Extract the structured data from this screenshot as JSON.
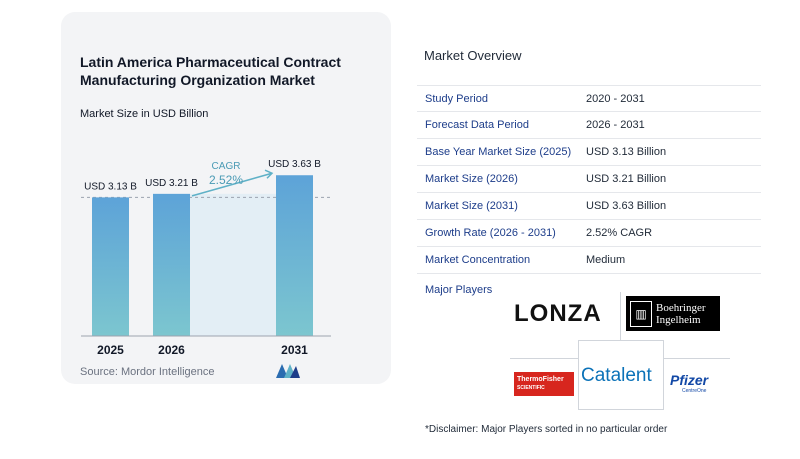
{
  "chart_data": {
    "type": "bar",
    "title": "Latin America Pharmaceutical Contract Manufacturing Organization Market",
    "subtitle": "Market Size in USD Billion",
    "categories": [
      "2025",
      "2026",
      "2031"
    ],
    "values": [
      3.13,
      3.21,
      3.63
    ],
    "value_labels": [
      "USD 3.13 B",
      "USD 3.21 B",
      "USD 3.63 B"
    ],
    "unit": "USD Billion",
    "ylim": [
      0,
      4.2
    ],
    "cagr_label": "CAGR",
    "cagr_value": "2.52%",
    "grid": false,
    "legend": "none"
  },
  "source": "Source:  Mordor Intelligence",
  "colors": {
    "bar_top": "#5da3d8",
    "bar_bottom": "#7cc6cf",
    "cagr_arrow": "#5fb1c7",
    "label_blue": "#1d3d8a"
  },
  "overview": {
    "title": "Market Overview",
    "rows": [
      {
        "label": "Study Period",
        "value": "2020 - 2031"
      },
      {
        "label": "Forecast Data Period",
        "value": "2026 - 2031"
      },
      {
        "label": "Base Year Market Size (2025)",
        "value": "USD 3.13 Billion"
      },
      {
        "label": "Market Size (2026)",
        "value": "USD 3.21 Billion"
      },
      {
        "label": "Market Size (2031)",
        "value": "USD 3.63 Billion"
      },
      {
        "label": "Growth Rate (2026 - 2031)",
        "value": "2.52% CAGR"
      },
      {
        "label": "Market Concentration",
        "value": "Medium"
      }
    ],
    "major_players_label": "Major Players",
    "disclaimer": "*Disclaimer: Major Players sorted in no particular order"
  },
  "players": {
    "lonza": "LONZA",
    "boehringer_line1": "Boehringer",
    "boehringer_line2": "Ingelheim",
    "thermo_line1": "ThermoFisher",
    "thermo_line2": "SCIENTIFIC",
    "catalent": "Catalent",
    "pfizer": "Pfizer",
    "pfizer_sub": "CentreOne"
  }
}
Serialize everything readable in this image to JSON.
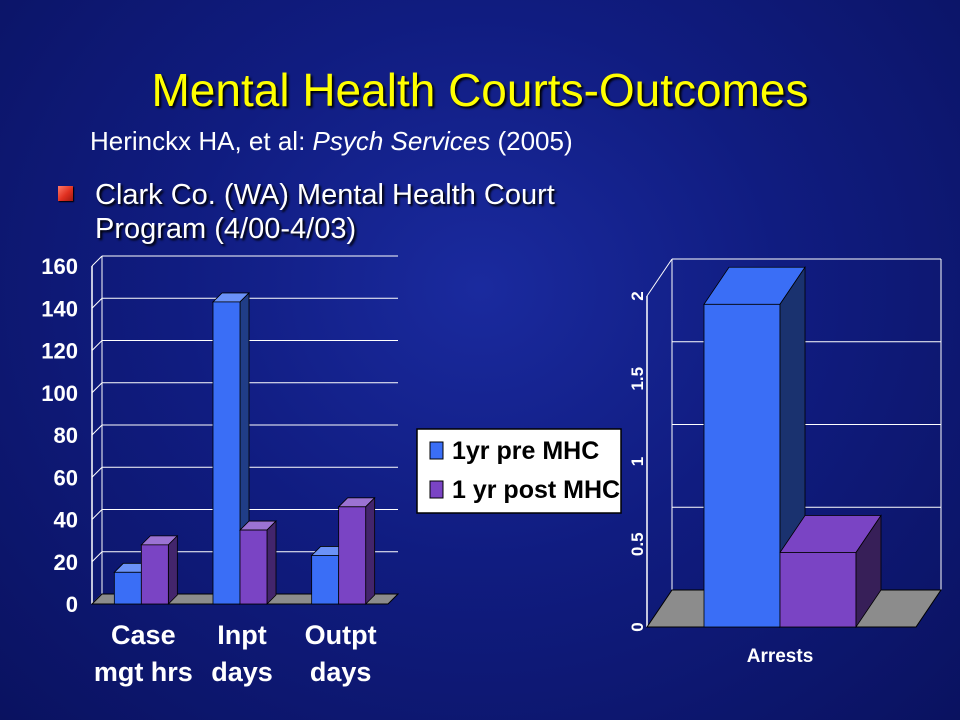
{
  "slide": {
    "title": "Mental Health Courts-Outcomes",
    "citation": {
      "authors": "Herinckx HA, et al: ",
      "journal": "Psych Services",
      "year": " (2005)"
    },
    "bullet": "Clark Co. (WA) Mental Health Court Program (4/00-4/03)"
  },
  "colors": {
    "background": "#101c80",
    "title": "#ffff00",
    "pre_series": "#3a6ef6",
    "post_series": "#7a44c4",
    "floor": "#8c8c8c",
    "bullet": "#e03020"
  },
  "chart_data": [
    {
      "type": "bar",
      "categories": [
        "Case mgt hrs",
        "Inpt days",
        "Outpt days"
      ],
      "category_lines": [
        [
          "Case",
          "mgt hrs"
        ],
        [
          "Inpt",
          "days"
        ],
        [
          "Outpt",
          "days"
        ]
      ],
      "series": [
        {
          "name": "1yr pre MHC",
          "values": [
            15,
            143,
            23
          ]
        },
        {
          "name": "1 yr post MHC",
          "values": [
            28,
            35,
            46
          ]
        }
      ],
      "ylim": [
        0,
        160
      ],
      "yticks": [
        "0",
        "20",
        "40",
        "60",
        "80",
        "100",
        "120",
        "140",
        "160"
      ],
      "grid": true,
      "legend": "right"
    },
    {
      "type": "bar",
      "categories": [
        "Arrests"
      ],
      "series": [
        {
          "name": "1yr pre MHC",
          "values": [
            1.95
          ]
        },
        {
          "name": "1 yr post MHC",
          "values": [
            0.45
          ]
        }
      ],
      "ylim": [
        0,
        2
      ],
      "yticks": [
        "0",
        "0.5",
        "1",
        "1.5",
        "2"
      ],
      "grid": true
    }
  ]
}
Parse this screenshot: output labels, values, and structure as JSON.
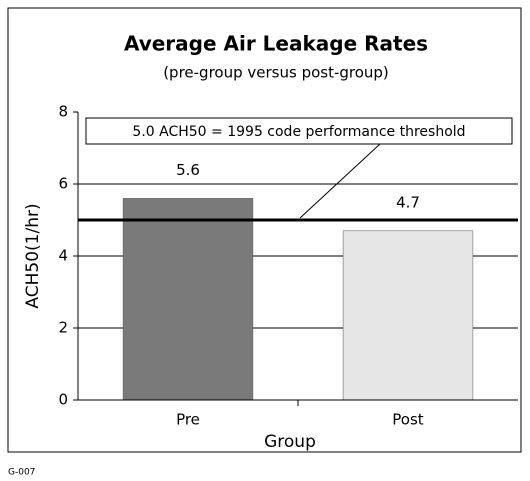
{
  "chart_data": {
    "type": "bar",
    "title": "Average Air Leakage Rates",
    "subtitle": "(pre-group versus post-group)",
    "x_label": "Group",
    "y_label": "ACH50(1/hr)",
    "categories": [
      "Pre",
      "Post"
    ],
    "values": [
      5.6,
      4.7
    ],
    "colors": [
      "#7a7a7a",
      "#e6e6e6"
    ],
    "ylim": [
      0,
      8
    ],
    "yticks": [
      0,
      2,
      4,
      6,
      8
    ],
    "grid": true,
    "threshold": {
      "value": 5.0,
      "label": "5.0 ACH50 = 1995 code performance threshold"
    },
    "footer": "G-007"
  }
}
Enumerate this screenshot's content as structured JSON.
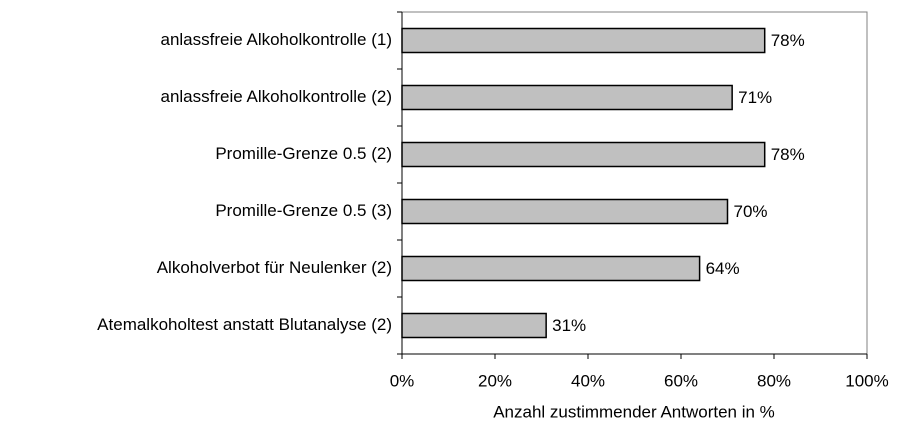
{
  "chart_data": {
    "type": "barh",
    "categories": [
      "anlassfreie Alkoholkontrolle (1)",
      "anlassfreie Alkoholkontrolle (2)",
      "Promille-Grenze 0.5 (2)",
      "Promille-Grenze 0.5 (3)",
      "Alkoholverbot für Neulenker (2)",
      "Atemalkoholtest anstatt Blutanalyse (2)"
    ],
    "values": [
      78,
      71,
      78,
      70,
      64,
      31
    ],
    "value_labels": [
      "78%",
      "71%",
      "78%",
      "70%",
      "64%",
      "31%"
    ],
    "color": "#c0c0c0",
    "xlabel": "Anzahl zustimmender Antworten in %",
    "xlim": [
      0,
      100
    ],
    "xticks": [
      {
        "value": 0,
        "label": "0%"
      },
      {
        "value": 20,
        "label": "20%"
      },
      {
        "value": 40,
        "label": "40%"
      },
      {
        "value": 60,
        "label": "60%"
      },
      {
        "value": 80,
        "label": "80%"
      },
      {
        "value": 100,
        "label": "100%"
      }
    ],
    "grid": false
  }
}
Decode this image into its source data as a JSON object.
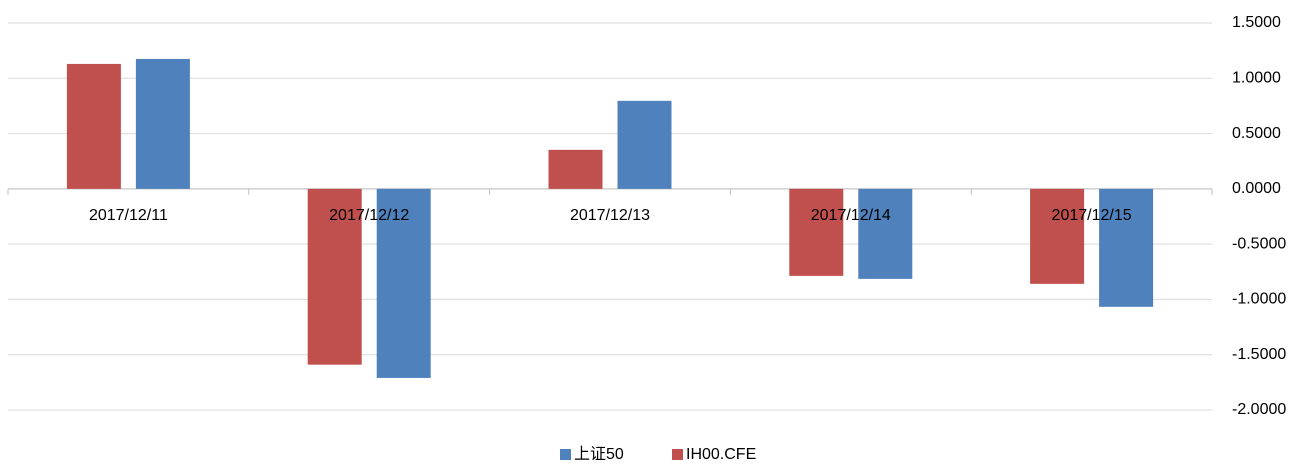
{
  "chart_data": {
    "type": "bar",
    "categories": [
      "2017/12/11",
      "2017/12/12",
      "2017/12/13",
      "2017/12/14",
      "2017/12/15"
    ],
    "series": [
      {
        "name": "IH00.CFE",
        "color": "#c0504d",
        "values": [
          1.13,
          -1.59,
          0.353,
          -0.787,
          -0.859
        ]
      },
      {
        "name": "上证50",
        "color": "#4f81bd",
        "values": [
          1.175,
          -1.71,
          0.796,
          -0.814,
          -1.067
        ]
      }
    ],
    "ylim": [
      -2,
      1.5
    ],
    "yticks": [
      {
        "value": 1.5,
        "label": "1.5000"
      },
      {
        "value": 1,
        "label": "1.0000"
      },
      {
        "value": 0.5,
        "label": "0.5000"
      },
      {
        "value": 0,
        "label": "0.0000"
      },
      {
        "value": -0.5,
        "label": "-0.5000"
      },
      {
        "value": -1,
        "label": "-1.0000"
      },
      {
        "value": -1.5,
        "label": "-1.5000"
      },
      {
        "value": -2,
        "label": "-2.0000"
      }
    ],
    "grid": true
  }
}
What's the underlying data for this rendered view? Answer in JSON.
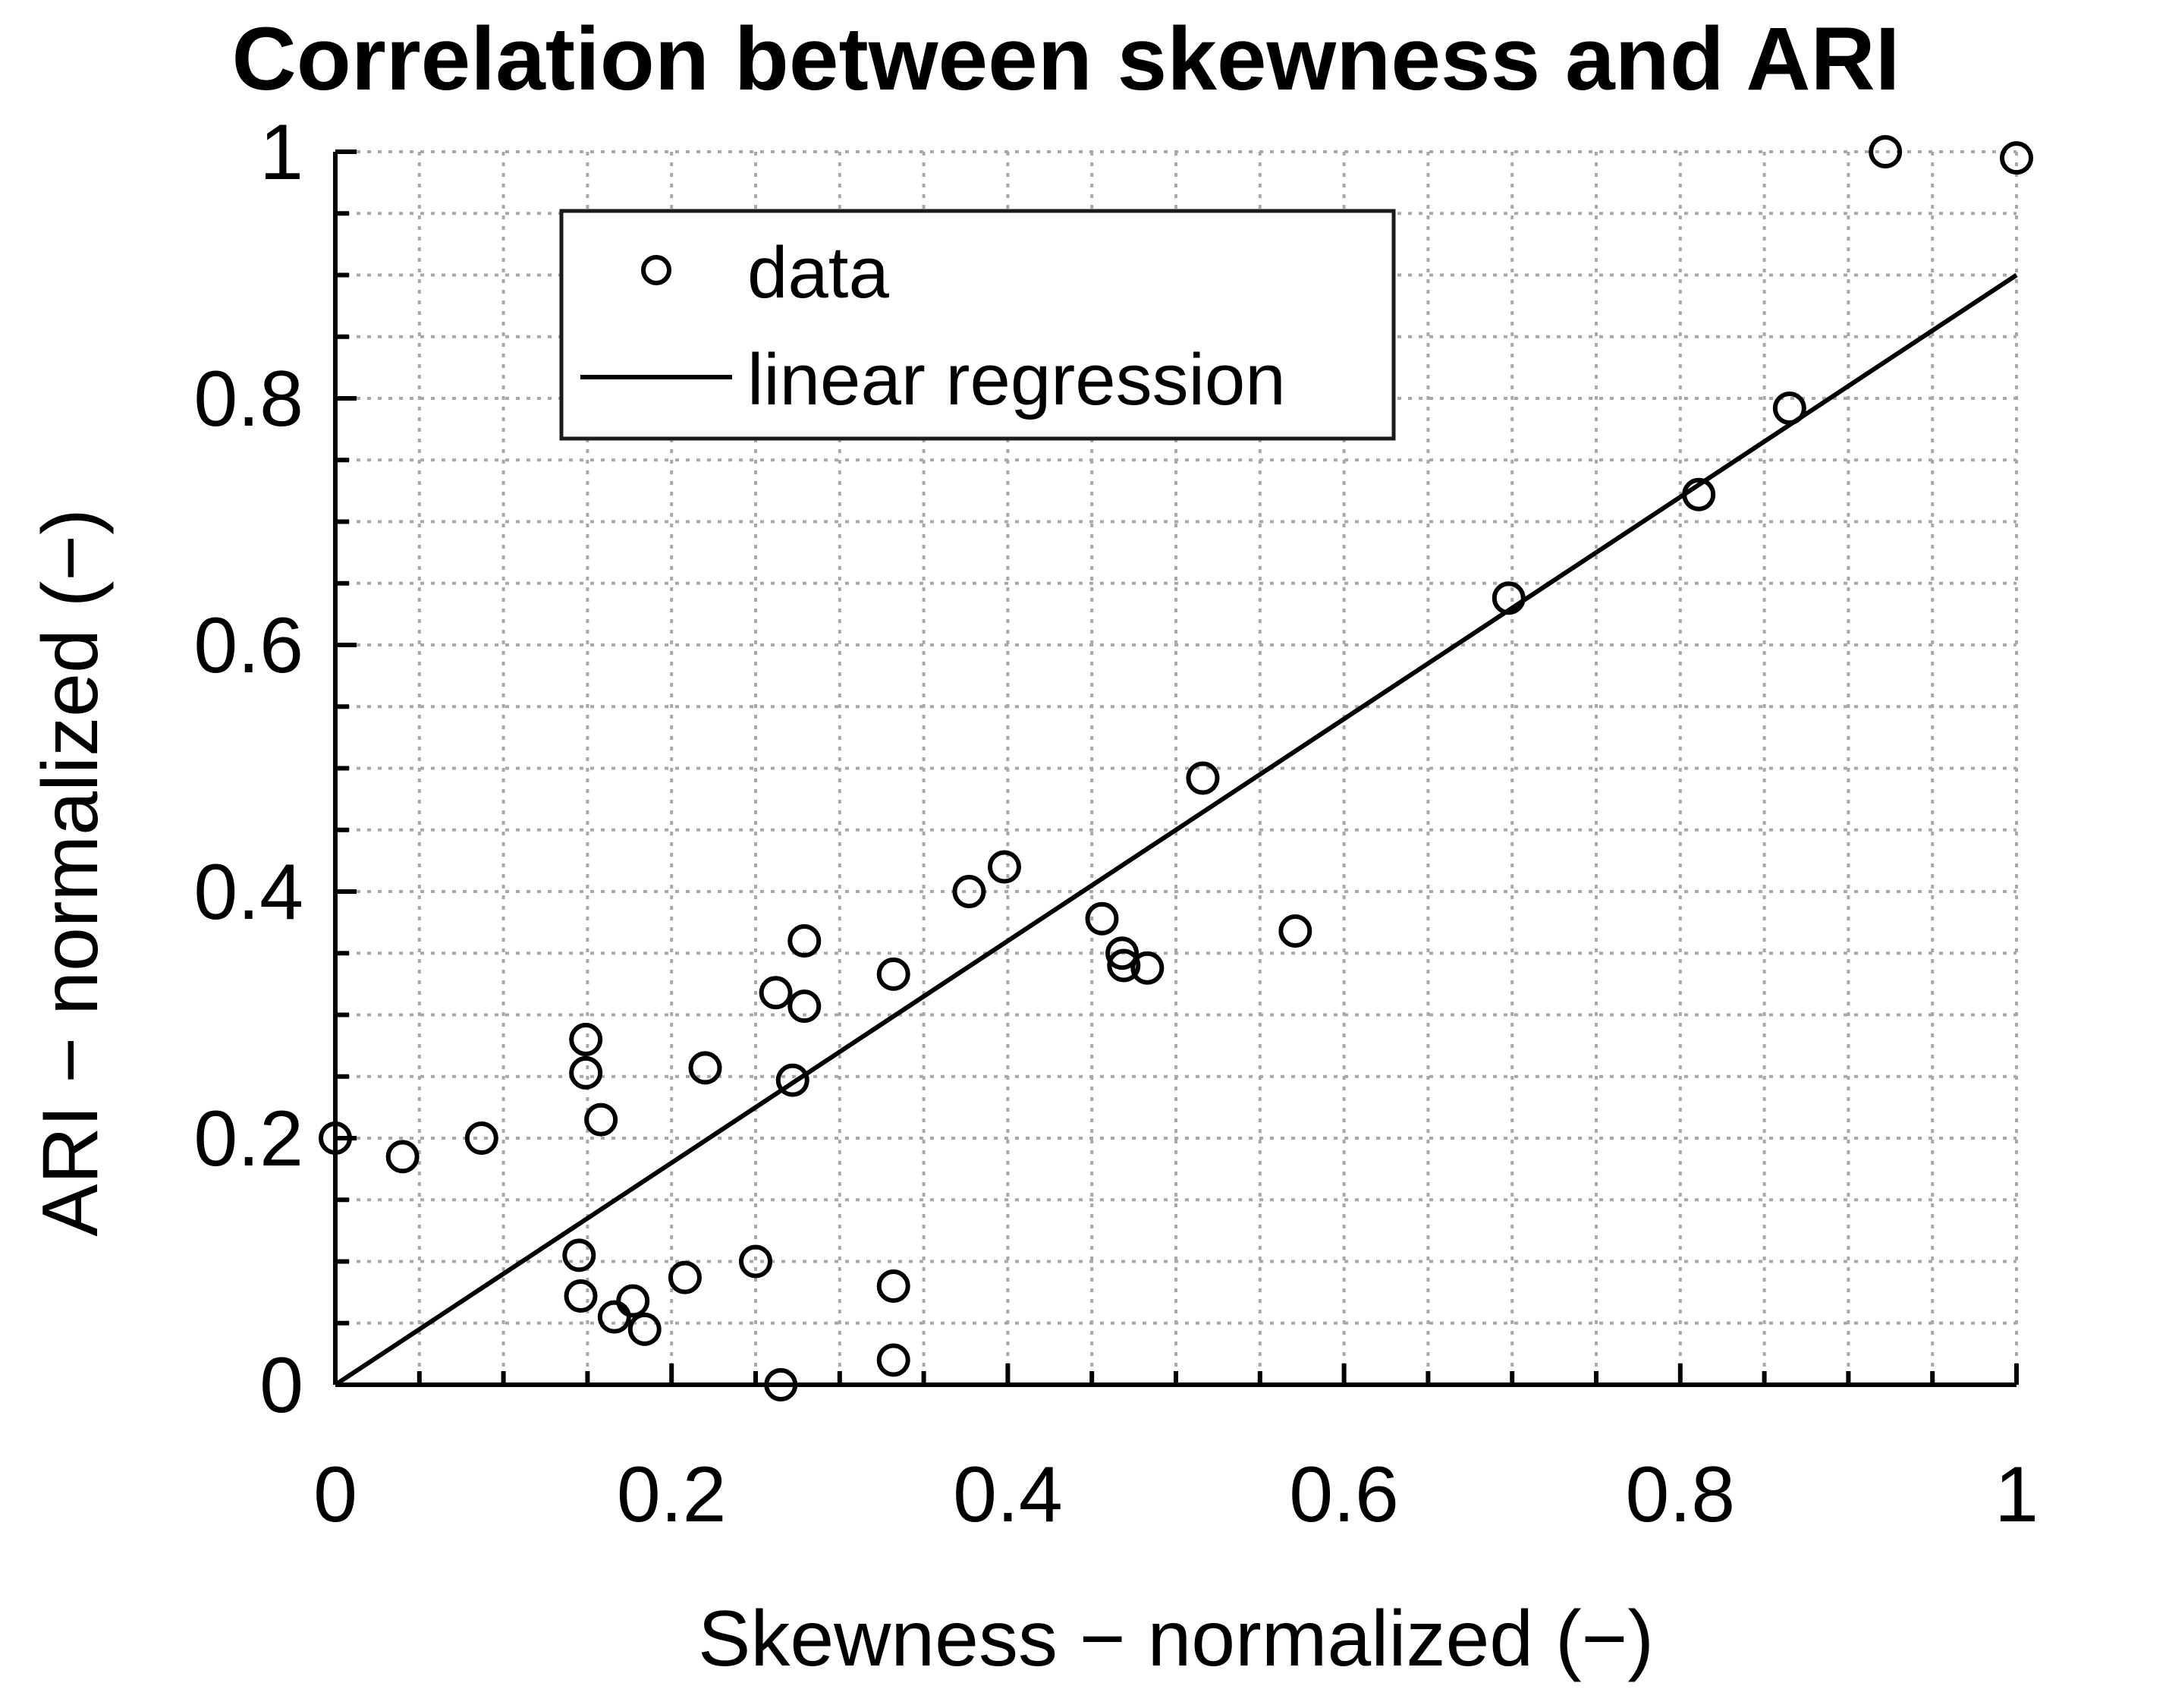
{
  "chart_data": {
    "type": "scatter",
    "title": "Correlation between skewness and ARI",
    "xlabel": "Skewness − normalized (−)",
    "ylabel": "ARI − normalized (−)",
    "xlim": [
      0,
      1
    ],
    "ylim": [
      0,
      1
    ],
    "x_ticks": [
      "0",
      "0.2",
      "0.4",
      "0.6",
      "0.8",
      "1"
    ],
    "y_ticks": [
      "0",
      "0.2",
      "0.4",
      "0.6",
      "0.8",
      "1"
    ],
    "grid": true,
    "legend_position": "top-left",
    "legend": [
      "data",
      "linear regression"
    ],
    "series": [
      {
        "name": "data",
        "type": "scatter",
        "points": [
          [
            0.0,
            0.2
          ],
          [
            0.04,
            0.185
          ],
          [
            0.087,
            0.2
          ],
          [
            0.145,
            0.105
          ],
          [
            0.146,
            0.072
          ],
          [
            0.149,
            0.28
          ],
          [
            0.149,
            0.253
          ],
          [
            0.158,
            0.215
          ],
          [
            0.166,
            0.055
          ],
          [
            0.177,
            0.068
          ],
          [
            0.184,
            0.045
          ],
          [
            0.208,
            0.087
          ],
          [
            0.22,
            0.257
          ],
          [
            0.25,
            0.1
          ],
          [
            0.262,
            0.318
          ],
          [
            0.265,
            0.0
          ],
          [
            0.272,
            0.247
          ],
          [
            0.279,
            0.36
          ],
          [
            0.279,
            0.307
          ],
          [
            0.332,
            0.333
          ],
          [
            0.332,
            0.08
          ],
          [
            0.332,
            0.02
          ],
          [
            0.377,
            0.4
          ],
          [
            0.398,
            0.42
          ],
          [
            0.456,
            0.378
          ],
          [
            0.468,
            0.35
          ],
          [
            0.469,
            0.34
          ],
          [
            0.483,
            0.338
          ],
          [
            0.516,
            0.492
          ],
          [
            0.571,
            0.368
          ],
          [
            0.698,
            0.638
          ],
          [
            0.811,
            0.722
          ],
          [
            0.865,
            0.792
          ],
          [
            0.922,
            1.0
          ],
          [
            1.0,
            0.995
          ]
        ]
      },
      {
        "name": "linear regression",
        "type": "line",
        "points": [
          [
            0,
            0
          ],
          [
            1,
            0.9
          ]
        ]
      }
    ]
  }
}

+===+

*Goal of the exercise*: Show all lines in the entries above where the word "source" appears.

*Task output*:
  "source": "Source:  Mordor Intelligence",
Decode this image into its source data as a JSON object.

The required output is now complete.